━━━ Provided data

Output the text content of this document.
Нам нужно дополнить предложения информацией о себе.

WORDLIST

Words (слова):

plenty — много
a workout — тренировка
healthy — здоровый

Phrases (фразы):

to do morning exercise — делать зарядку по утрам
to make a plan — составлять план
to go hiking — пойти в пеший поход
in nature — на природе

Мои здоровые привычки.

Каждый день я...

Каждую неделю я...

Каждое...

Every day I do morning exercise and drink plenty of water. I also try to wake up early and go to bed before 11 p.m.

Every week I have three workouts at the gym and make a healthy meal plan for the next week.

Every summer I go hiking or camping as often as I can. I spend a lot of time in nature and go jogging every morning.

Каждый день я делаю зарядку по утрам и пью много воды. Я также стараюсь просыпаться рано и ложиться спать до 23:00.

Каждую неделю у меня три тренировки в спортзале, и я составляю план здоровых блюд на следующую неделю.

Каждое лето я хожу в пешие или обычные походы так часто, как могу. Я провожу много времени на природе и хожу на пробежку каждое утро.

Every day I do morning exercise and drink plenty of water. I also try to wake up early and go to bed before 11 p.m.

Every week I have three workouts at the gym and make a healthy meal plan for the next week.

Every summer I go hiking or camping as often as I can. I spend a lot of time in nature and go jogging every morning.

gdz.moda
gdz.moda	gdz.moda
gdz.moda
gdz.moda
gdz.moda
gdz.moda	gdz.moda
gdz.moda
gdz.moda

━━━━━━

### The problem
Find the lines containing "неделю" and pull them out.

### Solution to this task
Каждую неделю я...
Каждую неделю у меня три тренировки в спортзале, и я составляю план здоровых блюд на следующую неделю.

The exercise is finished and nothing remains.